What the task asks: Leave the pictures out and print every record below exactly as it stands.

++++++

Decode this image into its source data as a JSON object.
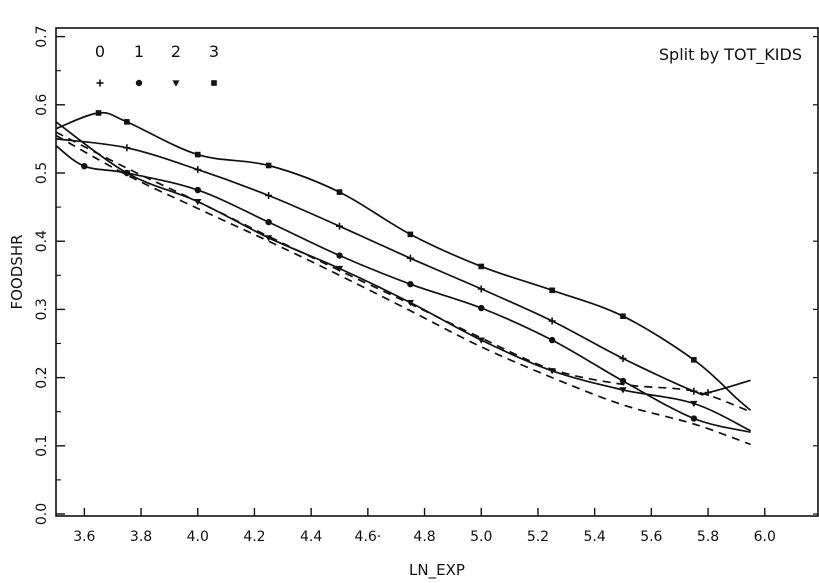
{
  "chart_data": {
    "type": "line",
    "title": "",
    "xlabel": "LN_EXP",
    "ylabel": "FOODSHR",
    "xlim": [
      3.5,
      6.02
    ],
    "ylim": [
      0.0,
      0.7
    ],
    "x_ticks": [
      3.6,
      3.8,
      4.0,
      4.2,
      4.4,
      4.6,
      4.8,
      5.0,
      5.2,
      5.4,
      5.6,
      5.8,
      6.0
    ],
    "x_tick_labels": [
      "3.6",
      "3.8",
      "4.0",
      "4.2",
      "4.4",
      "4.6·",
      "4.8",
      "5.0",
      "5.2",
      "5.4",
      "5.6",
      "5.8",
      "6.0"
    ],
    "y_ticks": [
      0.0,
      0.1,
      0.2,
      0.3,
      0.4,
      0.5,
      0.6,
      0.7
    ],
    "y_tick_labels": [
      "0.0",
      "0.1",
      "0.2",
      "0.3",
      "0.4",
      "0.5",
      "0.6",
      "0.7"
    ],
    "grid": false,
    "legend": {
      "title": "Split by TOT_KIDS",
      "placement": "top",
      "entries": [
        {
          "label": "0",
          "marker": "plus"
        },
        {
          "label": "1",
          "marker": "circle"
        },
        {
          "label": "2",
          "marker": "triangle"
        },
        {
          "label": "3",
          "marker": "square"
        }
      ]
    },
    "series": [
      {
        "marker": "square",
        "style": "solid",
        "points": [
          [
            3.5,
            0.565
          ],
          [
            3.65,
            0.588
          ],
          [
            3.75,
            0.575
          ],
          [
            4.0,
            0.527
          ],
          [
            4.25,
            0.511
          ],
          [
            4.5,
            0.472
          ],
          [
            4.75,
            0.41
          ],
          [
            5.0,
            0.363
          ],
          [
            5.25,
            0.328
          ],
          [
            5.5,
            0.29
          ],
          [
            5.75,
            0.226
          ],
          [
            5.9,
            0.17
          ],
          [
            5.95,
            0.152
          ]
        ]
      },
      {
        "marker": "plus",
        "style": "solid",
        "points": [
          [
            3.5,
            0.55
          ],
          [
            3.75,
            0.537
          ],
          [
            4.0,
            0.505
          ],
          [
            4.25,
            0.467
          ],
          [
            4.5,
            0.422
          ],
          [
            4.75,
            0.375
          ],
          [
            5.0,
            0.33
          ],
          [
            5.25,
            0.283
          ],
          [
            5.5,
            0.228
          ],
          [
            5.75,
            0.18
          ],
          [
            5.8,
            0.178
          ],
          [
            5.95,
            0.196
          ]
        ]
      },
      {
        "marker": "circle",
        "style": "solid",
        "points": [
          [
            3.5,
            0.54
          ],
          [
            3.6,
            0.51
          ],
          [
            3.75,
            0.5
          ],
          [
            4.0,
            0.475
          ],
          [
            4.25,
            0.428
          ],
          [
            4.5,
            0.379
          ],
          [
            4.75,
            0.337
          ],
          [
            5.0,
            0.302
          ],
          [
            5.25,
            0.255
          ],
          [
            5.5,
            0.195
          ],
          [
            5.75,
            0.14
          ],
          [
            5.95,
            0.12
          ]
        ]
      },
      {
        "marker": "triangle",
        "style": "solid",
        "points": [
          [
            3.5,
            0.575
          ],
          [
            3.75,
            0.5
          ],
          [
            4.0,
            0.458
          ],
          [
            4.25,
            0.405
          ],
          [
            4.5,
            0.36
          ],
          [
            4.75,
            0.31
          ],
          [
            5.0,
            0.255
          ],
          [
            5.25,
            0.21
          ],
          [
            5.5,
            0.182
          ],
          [
            5.75,
            0.162
          ],
          [
            5.95,
            0.122
          ]
        ]
      },
      {
        "marker": "none",
        "style": "dashed",
        "points": [
          [
            3.5,
            0.56
          ],
          [
            3.75,
            0.507
          ],
          [
            4.0,
            0.458
          ],
          [
            4.25,
            0.407
          ],
          [
            4.5,
            0.357
          ],
          [
            4.75,
            0.308
          ],
          [
            5.0,
            0.258
          ],
          [
            5.25,
            0.212
          ],
          [
            5.5,
            0.19
          ],
          [
            5.75,
            0.18
          ],
          [
            5.95,
            0.15
          ]
        ]
      },
      {
        "marker": "none",
        "style": "dashed",
        "points": [
          [
            3.5,
            0.555
          ],
          [
            3.75,
            0.497
          ],
          [
            4.0,
            0.448
          ],
          [
            4.25,
            0.4
          ],
          [
            4.5,
            0.35
          ],
          [
            4.75,
            0.298
          ],
          [
            5.0,
            0.245
          ],
          [
            5.25,
            0.2
          ],
          [
            5.5,
            0.16
          ],
          [
            5.75,
            0.132
          ],
          [
            5.95,
            0.102
          ]
        ]
      }
    ]
  }
}
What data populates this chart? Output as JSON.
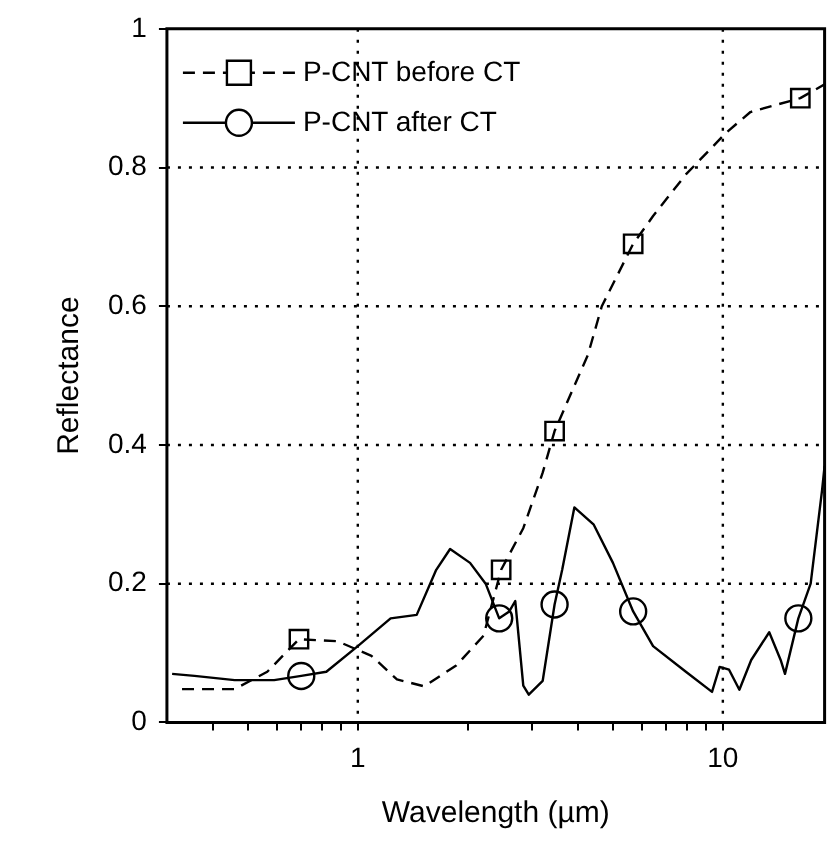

++++++

Answer to this exercise:
Decode this image into its source data as a JSON object.
{
  "chart_data": {
    "type": "line",
    "title": "",
    "xlabel": "LN_EXP",
    "ylabel": "FOODSHR",
    "xlim": [
      3.5,
      6.02
    ],
    "ylim": [
      0.0,
      0.7
    ],
    "x_ticks": [
      3.6,
      3.8,
      4.0,
      4.2,
      4.4,
      4.6,
      4.8,
      5.0,
      5.2,
      5.4,
      5.6,
      5.8,
      6.0
    ],
    "x_tick_labels": [
      "3.6",
      "3.8",
      "4.0",
      "4.2",
      "4.4",
      "4.6·",
      "4.8",
      "5.0",
      "5.2",
      "5.4",
      "5.6",
      "5.8",
      "6.0"
    ],
    "y_ticks": [
      0.0,
      0.1,
      0.2,
      0.3,
      0.4,
      0.5,
      0.6,
      0.7
    ],
    "y_tick_labels": [
      "0.0",
      "0.1",
      "0.2",
      "0.3",
      "0.4",
      "0.5",
      "0.6",
      "0.7"
    ],
    "grid": false,
    "legend": {
      "title": "Split by TOT_KIDS",
      "placement": "top",
      "entries": [
        {
          "label": "0",
          "marker": "plus"
        },
        {
          "label": "1",
          "marker": "circle"
        },
        {
          "label": "2",
          "marker": "triangle"
        },
        {
          "label": "3",
          "marker": "square"
        }
      ]
    },
    "series": [
      {
        "marker": "square",
        "style": "solid",
        "points": [
          [
            3.5,
            0.565
          ],
          [
            3.65,
            0.588
          ],
          [
            3.75,
            0.575
          ],
          [
            4.0,
            0.527
          ],
          [
            4.25,
            0.511
          ],
          [
            4.5,
            0.472
          ],
          [
            4.75,
            0.41
          ],
          [
            5.0,
            0.363
          ],
          [
            5.25,
            0.328
          ],
          [
            5.5,
            0.29
          ],
          [
            5.75,
            0.226
          ],
          [
            5.9,
            0.17
          ],
          [
            5.95,
            0.152
          ]
        ]
      },
      {
        "marker": "plus",
        "style": "solid",
        "points": [
          [
            3.5,
            0.55
          ],
          [
            3.75,
            0.537
          ],
          [
            4.0,
            0.505
          ],
          [
            4.25,
            0.467
          ],
          [
            4.5,
            0.422
          ],
          [
            4.75,
            0.375
          ],
          [
            5.0,
            0.33
          ],
          [
            5.25,
            0.283
          ],
          [
            5.5,
            0.228
          ],
          [
            5.75,
            0.18
          ],
          [
            5.8,
            0.178
          ],
          [
            5.95,
            0.196
          ]
        ]
      },
      {
        "marker": "circle",
        "style": "solid",
        "points": [
          [
            3.5,
            0.54
          ],
          [
            3.6,
            0.51
          ],
          [
            3.75,
            0.5
          ],
          [
            4.0,
            0.475
          ],
          [
            4.25,
            0.428
          ],
          [
            4.5,
            0.379
          ],
          [
            4.75,
            0.337
          ],
          [
            5.0,
            0.302
          ],
          [
            5.25,
            0.255
          ],
          [
            5.5,
            0.195
          ],
          [
            5.75,
            0.14
          ],
          [
            5.95,
            0.12
          ]
        ]
      },
      {
        "marker": "triangle",
        "style": "solid",
        "points": [
          [
            3.5,
            0.575
          ],
          [
            3.75,
            0.5
          ],
          [
            4.0,
            0.458
          ],
          [
            4.25,
            0.405
          ],
          [
            4.5,
            0.36
          ],
          [
            4.75,
            0.31
          ],
          [
            5.0,
            0.255
          ],
          [
            5.25,
            0.21
          ],
          [
            5.5,
            0.182
          ],
          [
            5.75,
            0.162
          ],
          [
            5.95,
            0.122
          ]
        ]
      },
      {
        "marker": "none",
        "style": "dashed",
        "points": [
          [
            3.5,
            0.56
          ],
          [
            3.75,
            0.507
          ],
          [
            4.0,
            0.458
          ],
          [
            4.25,
            0.407
          ],
          [
            4.5,
            0.357
          ],
          [
            4.75,
            0.308
          ],
          [
            5.0,
            0.258
          ],
          [
            5.25,
            0.212
          ],
          [
            5.5,
            0.19
          ],
          [
            5.75,
            0.18
          ],
          [
            5.95,
            0.15
          ]
        ]
      },
      {
        "marker": "none",
        "style": "dashed",
        "points": [
          [
            3.5,
            0.555
          ],
          [
            3.75,
            0.497
          ],
          [
            4.0,
            0.448
          ],
          [
            4.25,
            0.4
          ],
          [
            4.5,
            0.35
          ],
          [
            4.75,
            0.298
          ],
          [
            5.0,
            0.245
          ],
          [
            5.25,
            0.2
          ],
          [
            5.5,
            0.16
          ],
          [
            5.75,
            0.132
          ],
          [
            5.95,
            0.102
          ]
        ]
      }
    ]
  }
}
What data populates this chart? Output as JSON.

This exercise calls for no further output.